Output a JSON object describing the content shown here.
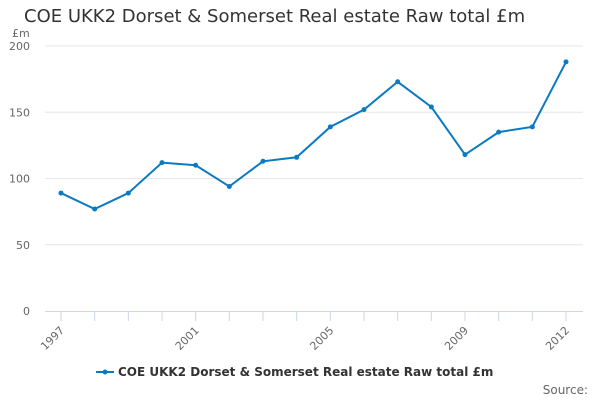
{
  "chart_data": {
    "type": "line",
    "title": "COE UKK2 Dorset & Somerset Real estate Raw total £m",
    "ylabel": "£m",
    "xlabel": "",
    "x": [
      1997,
      1998,
      1999,
      2000,
      2001,
      2002,
      2003,
      2004,
      2005,
      2006,
      2007,
      2008,
      2009,
      2010,
      2011,
      2012
    ],
    "x_tick_labels": [
      "1997",
      "2001",
      "2005",
      "2009",
      "2012"
    ],
    "y_ticks": [
      0,
      50,
      100,
      150,
      200
    ],
    "ylim": [
      0,
      200
    ],
    "grid": true,
    "legend_position": "bottom",
    "series": [
      {
        "name": "COE UKK2 Dorset & Somerset Real estate Raw total £m",
        "color": "#0a7bc1",
        "values": [
          89,
          77,
          89,
          112,
          110,
          94,
          113,
          116,
          139,
          152,
          173,
          154,
          118,
          135,
          139,
          188
        ]
      }
    ]
  },
  "source_label": "Source:"
}
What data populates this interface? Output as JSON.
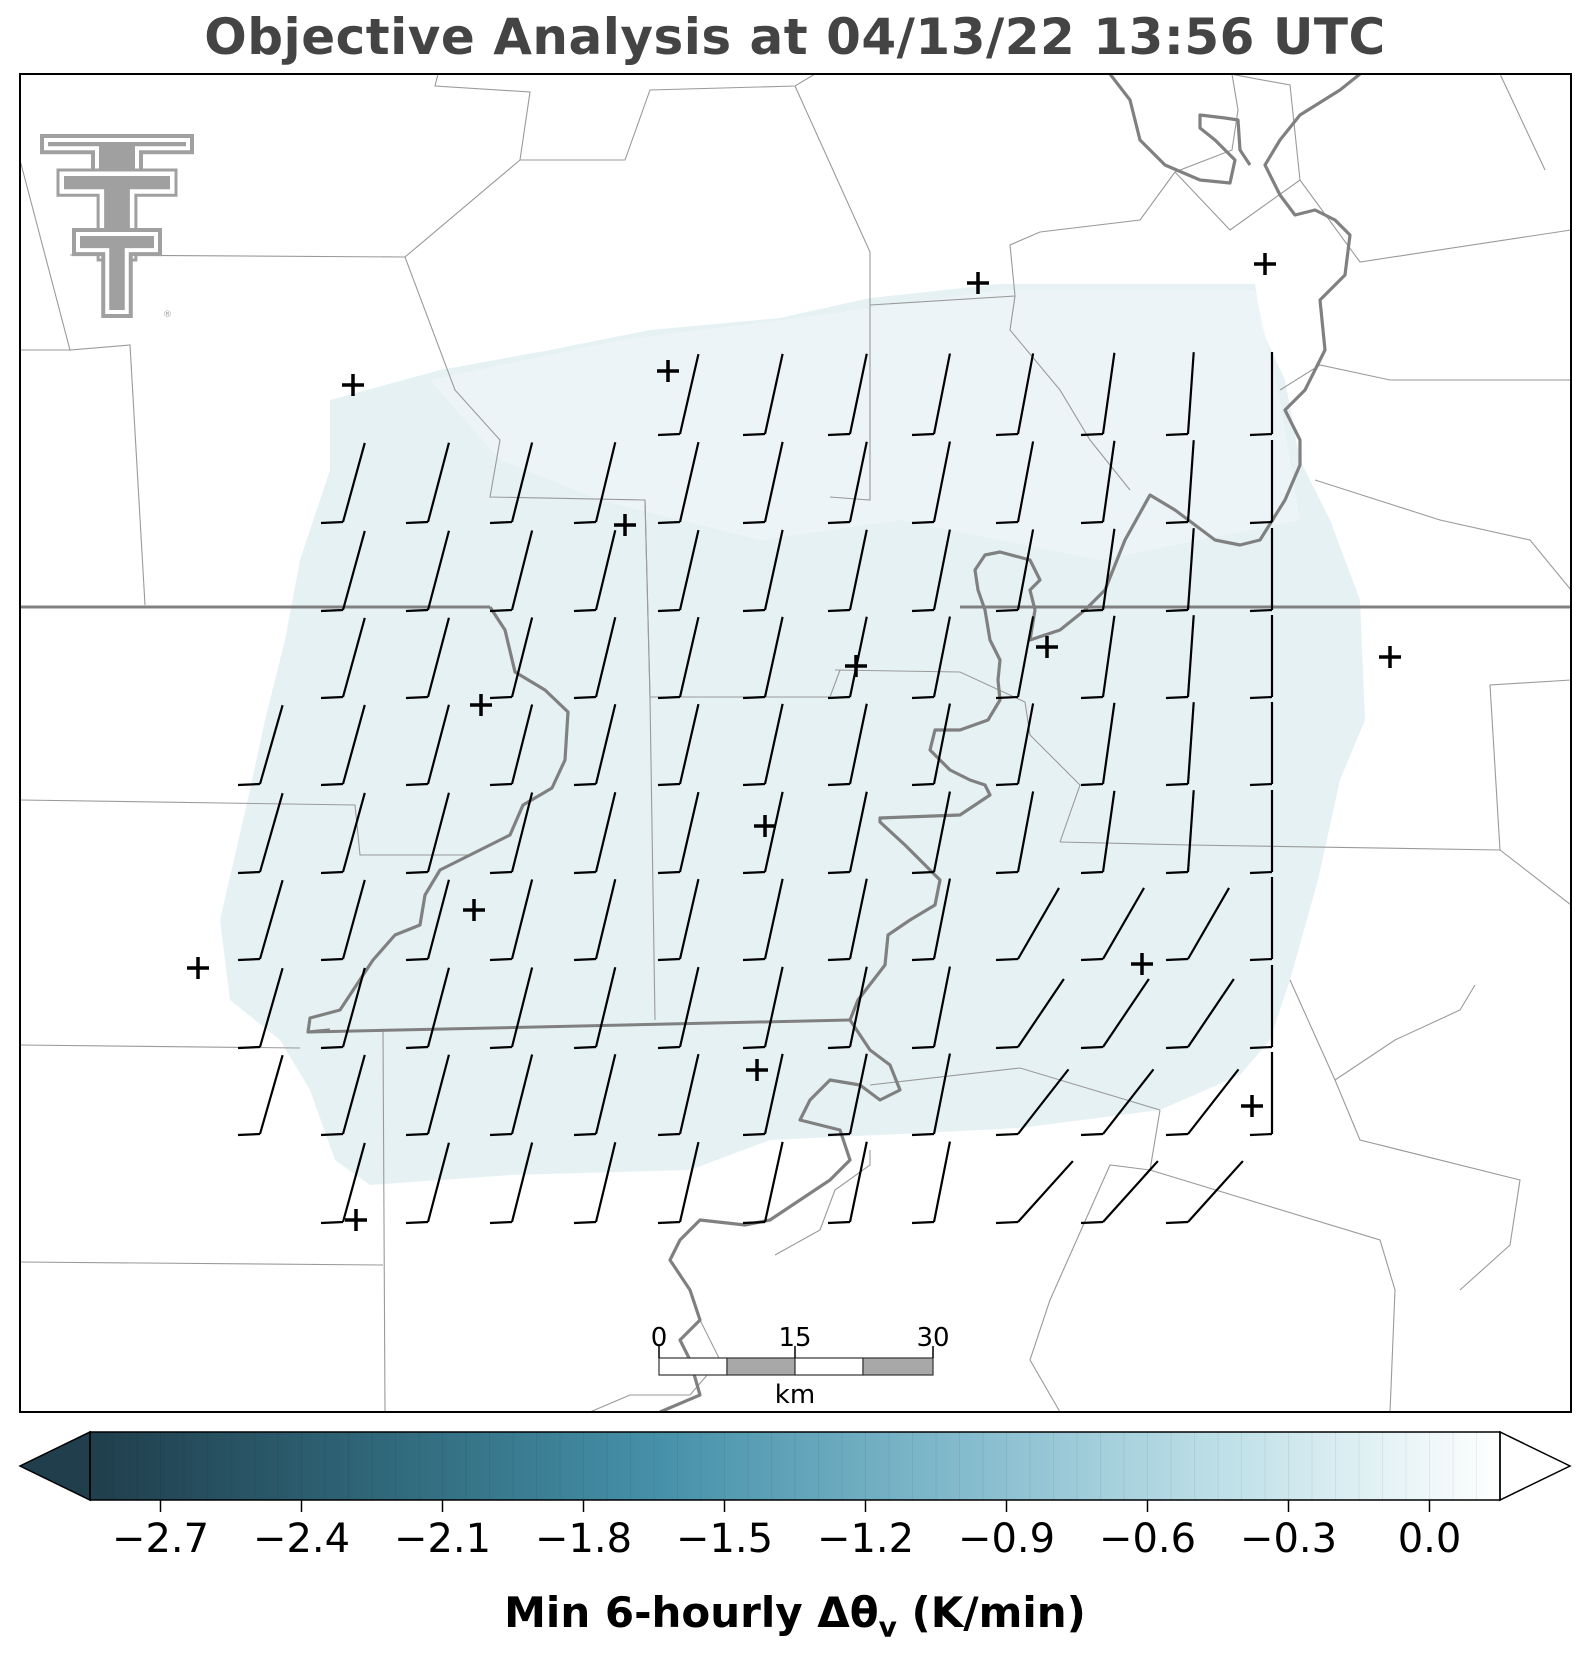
{
  "title": "Objective Analysis at 04/13/22 13:56 UTC",
  "logo": {
    "name": "texas-tech-double-t-logo",
    "text": "TT",
    "mark": "®"
  },
  "map": {
    "background": "#ffffff",
    "field_color": "#e6f1f4",
    "field_color_light": "#edf5f7",
    "boundary_color": "#9a9a9a",
    "state_line_color": "#808080",
    "river_color": "#808080",
    "barb_color": "#000000",
    "station_marker": "+",
    "barb_direction_note": "winds from the south-southwest, ~5 kt barbs"
  },
  "scale_bar": {
    "labels": [
      "0",
      "15",
      "30"
    ],
    "unit": "km"
  },
  "colorbar": {
    "min": -2.85,
    "max": 0.15,
    "extend": "both",
    "ticks": [
      "−2.7",
      "−2.4",
      "−2.1",
      "−1.8",
      "−1.5",
      "−1.2",
      "−0.9",
      "−0.6",
      "−0.3",
      "0.0"
    ],
    "tick_values": [
      -2.7,
      -2.4,
      -2.1,
      -1.8,
      -1.5,
      -1.2,
      -0.9,
      -0.6,
      -0.3,
      0.0
    ],
    "colormap_stops": [
      "#203e4c",
      "#2f6678",
      "#4590a8",
      "#7eb7ca",
      "#bddfe7",
      "#ffffff"
    ],
    "label_main": "Min 6-hourly Δθ",
    "label_sub": "v",
    "label_units": " (K/min)"
  }
}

- _Task statement_: Look through the material above. Copy each line where the word "name" appears.

- _The solution_:
        "name": "COE UKK2 Dorset & Somerset Real estate Raw total £m",
    "name": "texas-tech-double-t-logo",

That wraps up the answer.